* PROBLEM TO SOLVE
Below is a listing. Gather each line of it that contains "true".

* TASK MATERIAL

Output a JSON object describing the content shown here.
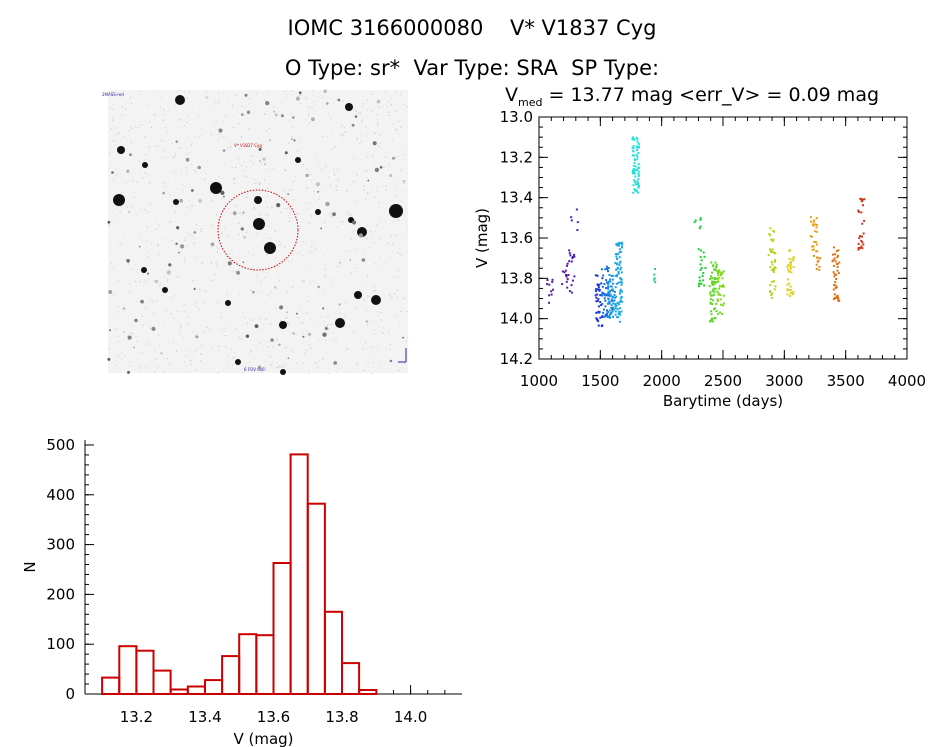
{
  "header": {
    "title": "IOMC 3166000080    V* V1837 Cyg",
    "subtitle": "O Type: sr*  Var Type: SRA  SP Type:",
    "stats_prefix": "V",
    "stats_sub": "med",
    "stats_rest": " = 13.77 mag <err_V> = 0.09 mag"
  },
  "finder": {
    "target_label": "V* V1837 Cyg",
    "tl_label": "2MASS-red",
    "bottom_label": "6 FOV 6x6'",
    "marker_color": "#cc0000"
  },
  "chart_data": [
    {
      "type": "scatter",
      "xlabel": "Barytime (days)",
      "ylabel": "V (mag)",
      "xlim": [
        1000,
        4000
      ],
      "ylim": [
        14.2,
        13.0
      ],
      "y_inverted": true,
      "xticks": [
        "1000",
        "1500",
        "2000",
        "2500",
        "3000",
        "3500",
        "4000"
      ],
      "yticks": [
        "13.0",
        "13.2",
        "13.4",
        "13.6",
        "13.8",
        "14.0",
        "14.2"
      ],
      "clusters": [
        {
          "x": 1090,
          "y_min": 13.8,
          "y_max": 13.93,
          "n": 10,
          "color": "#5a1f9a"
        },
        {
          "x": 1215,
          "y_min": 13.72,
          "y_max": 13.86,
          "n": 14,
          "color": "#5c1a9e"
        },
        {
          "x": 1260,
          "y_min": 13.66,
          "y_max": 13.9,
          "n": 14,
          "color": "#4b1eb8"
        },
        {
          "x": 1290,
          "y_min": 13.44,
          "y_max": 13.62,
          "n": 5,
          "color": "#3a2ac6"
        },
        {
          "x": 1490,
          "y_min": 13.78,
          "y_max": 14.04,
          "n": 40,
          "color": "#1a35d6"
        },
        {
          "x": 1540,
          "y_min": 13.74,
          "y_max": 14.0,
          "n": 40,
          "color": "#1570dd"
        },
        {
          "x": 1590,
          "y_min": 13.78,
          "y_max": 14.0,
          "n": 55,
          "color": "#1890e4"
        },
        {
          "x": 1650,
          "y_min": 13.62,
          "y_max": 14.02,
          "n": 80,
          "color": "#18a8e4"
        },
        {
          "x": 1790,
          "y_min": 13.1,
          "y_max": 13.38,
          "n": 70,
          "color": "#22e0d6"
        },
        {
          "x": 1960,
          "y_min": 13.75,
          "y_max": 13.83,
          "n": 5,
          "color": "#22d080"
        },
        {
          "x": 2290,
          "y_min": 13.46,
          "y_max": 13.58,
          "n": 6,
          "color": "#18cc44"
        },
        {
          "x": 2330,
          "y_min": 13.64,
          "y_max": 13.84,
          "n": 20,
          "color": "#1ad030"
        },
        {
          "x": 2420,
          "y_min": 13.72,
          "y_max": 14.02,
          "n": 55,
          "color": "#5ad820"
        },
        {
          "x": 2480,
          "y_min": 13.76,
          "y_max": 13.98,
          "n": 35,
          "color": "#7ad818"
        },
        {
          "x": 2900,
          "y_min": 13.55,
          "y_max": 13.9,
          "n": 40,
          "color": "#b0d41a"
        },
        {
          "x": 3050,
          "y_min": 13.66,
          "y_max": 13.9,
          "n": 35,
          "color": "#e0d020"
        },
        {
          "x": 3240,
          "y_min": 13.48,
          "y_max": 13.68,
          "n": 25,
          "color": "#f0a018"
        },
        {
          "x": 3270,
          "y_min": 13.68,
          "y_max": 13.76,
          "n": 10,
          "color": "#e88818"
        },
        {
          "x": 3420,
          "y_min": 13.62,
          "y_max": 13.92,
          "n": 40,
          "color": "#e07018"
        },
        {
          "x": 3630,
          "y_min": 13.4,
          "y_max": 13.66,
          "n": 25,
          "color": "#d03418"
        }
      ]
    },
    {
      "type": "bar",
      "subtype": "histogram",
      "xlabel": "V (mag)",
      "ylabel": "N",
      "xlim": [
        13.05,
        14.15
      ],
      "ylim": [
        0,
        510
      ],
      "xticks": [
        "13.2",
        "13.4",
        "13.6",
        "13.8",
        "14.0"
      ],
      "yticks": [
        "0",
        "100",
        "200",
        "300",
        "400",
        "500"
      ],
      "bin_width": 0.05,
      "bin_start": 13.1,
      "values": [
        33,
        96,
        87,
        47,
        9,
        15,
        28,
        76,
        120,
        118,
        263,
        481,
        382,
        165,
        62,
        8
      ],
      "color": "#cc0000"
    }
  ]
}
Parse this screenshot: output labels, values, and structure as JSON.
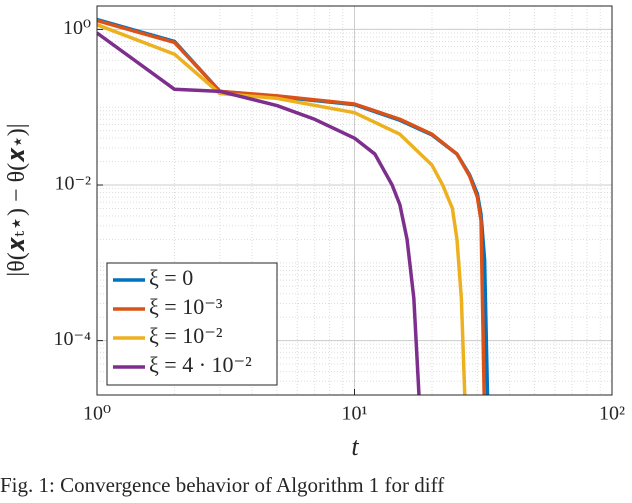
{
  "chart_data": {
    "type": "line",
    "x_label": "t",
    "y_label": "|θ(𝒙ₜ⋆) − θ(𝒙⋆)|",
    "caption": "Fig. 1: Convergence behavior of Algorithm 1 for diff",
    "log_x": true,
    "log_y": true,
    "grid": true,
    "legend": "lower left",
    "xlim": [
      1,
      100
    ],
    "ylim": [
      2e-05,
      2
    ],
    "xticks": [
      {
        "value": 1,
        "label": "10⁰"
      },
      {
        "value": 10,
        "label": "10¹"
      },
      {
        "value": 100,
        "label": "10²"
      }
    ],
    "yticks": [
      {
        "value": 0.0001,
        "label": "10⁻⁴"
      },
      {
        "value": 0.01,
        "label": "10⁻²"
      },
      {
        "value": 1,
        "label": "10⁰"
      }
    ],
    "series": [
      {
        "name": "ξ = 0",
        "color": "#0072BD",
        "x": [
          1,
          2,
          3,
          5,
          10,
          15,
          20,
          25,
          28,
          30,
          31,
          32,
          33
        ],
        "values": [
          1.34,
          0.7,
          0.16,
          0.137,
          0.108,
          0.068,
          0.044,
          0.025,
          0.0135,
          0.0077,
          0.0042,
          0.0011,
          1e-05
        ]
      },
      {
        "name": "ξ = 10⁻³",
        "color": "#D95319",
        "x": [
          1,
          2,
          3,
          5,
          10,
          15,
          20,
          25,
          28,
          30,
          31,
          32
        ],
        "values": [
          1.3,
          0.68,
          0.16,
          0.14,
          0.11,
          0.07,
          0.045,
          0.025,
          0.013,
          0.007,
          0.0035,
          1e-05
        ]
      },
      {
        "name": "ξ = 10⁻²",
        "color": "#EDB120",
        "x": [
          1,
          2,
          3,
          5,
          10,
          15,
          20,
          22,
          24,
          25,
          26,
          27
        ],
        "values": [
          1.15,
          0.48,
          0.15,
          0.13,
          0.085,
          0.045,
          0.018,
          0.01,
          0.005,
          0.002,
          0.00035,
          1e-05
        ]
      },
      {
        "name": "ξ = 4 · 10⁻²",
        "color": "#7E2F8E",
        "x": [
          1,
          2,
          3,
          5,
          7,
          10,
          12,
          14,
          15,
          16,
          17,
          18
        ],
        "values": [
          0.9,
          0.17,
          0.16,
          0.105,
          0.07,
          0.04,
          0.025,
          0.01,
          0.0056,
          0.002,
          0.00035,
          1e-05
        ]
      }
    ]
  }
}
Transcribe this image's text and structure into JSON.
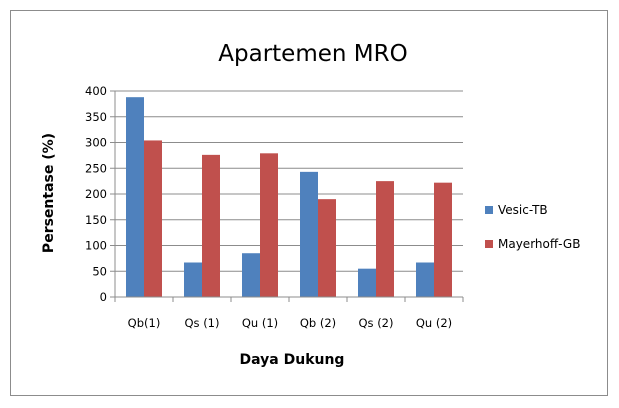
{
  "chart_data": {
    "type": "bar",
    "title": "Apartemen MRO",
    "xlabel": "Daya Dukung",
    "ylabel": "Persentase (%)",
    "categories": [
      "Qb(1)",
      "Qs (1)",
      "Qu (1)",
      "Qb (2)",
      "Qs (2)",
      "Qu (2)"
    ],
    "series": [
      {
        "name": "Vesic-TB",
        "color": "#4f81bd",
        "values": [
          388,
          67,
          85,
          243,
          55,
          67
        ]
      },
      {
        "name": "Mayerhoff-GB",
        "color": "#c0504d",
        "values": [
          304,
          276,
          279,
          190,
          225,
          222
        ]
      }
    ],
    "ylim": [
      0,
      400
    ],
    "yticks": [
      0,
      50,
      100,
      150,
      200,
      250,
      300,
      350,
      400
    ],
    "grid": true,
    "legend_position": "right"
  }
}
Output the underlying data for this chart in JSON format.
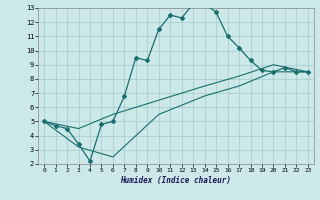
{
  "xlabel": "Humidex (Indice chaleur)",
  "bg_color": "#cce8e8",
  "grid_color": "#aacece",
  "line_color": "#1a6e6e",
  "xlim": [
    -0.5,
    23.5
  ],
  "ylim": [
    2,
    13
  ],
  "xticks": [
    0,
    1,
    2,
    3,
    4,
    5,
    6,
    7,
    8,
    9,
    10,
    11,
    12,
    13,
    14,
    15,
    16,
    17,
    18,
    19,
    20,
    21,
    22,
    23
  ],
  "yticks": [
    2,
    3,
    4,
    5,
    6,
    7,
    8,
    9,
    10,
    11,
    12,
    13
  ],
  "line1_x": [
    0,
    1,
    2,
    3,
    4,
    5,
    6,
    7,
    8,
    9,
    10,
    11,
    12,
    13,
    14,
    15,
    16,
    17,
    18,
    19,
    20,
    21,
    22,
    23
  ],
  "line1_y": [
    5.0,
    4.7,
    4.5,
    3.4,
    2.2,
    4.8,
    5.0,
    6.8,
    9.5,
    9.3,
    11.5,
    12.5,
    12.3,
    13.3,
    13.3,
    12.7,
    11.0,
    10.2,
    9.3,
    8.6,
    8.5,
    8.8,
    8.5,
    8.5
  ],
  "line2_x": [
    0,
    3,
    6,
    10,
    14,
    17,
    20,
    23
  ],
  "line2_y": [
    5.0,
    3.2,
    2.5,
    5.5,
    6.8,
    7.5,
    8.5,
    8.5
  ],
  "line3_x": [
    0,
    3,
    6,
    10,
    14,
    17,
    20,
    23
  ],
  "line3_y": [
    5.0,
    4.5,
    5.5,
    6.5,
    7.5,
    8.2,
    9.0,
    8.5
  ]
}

* THE REPLY
      "y_inverted": true,
    "log_x": true,
    "log_y": true,
    "grid": true,
    "grid": true,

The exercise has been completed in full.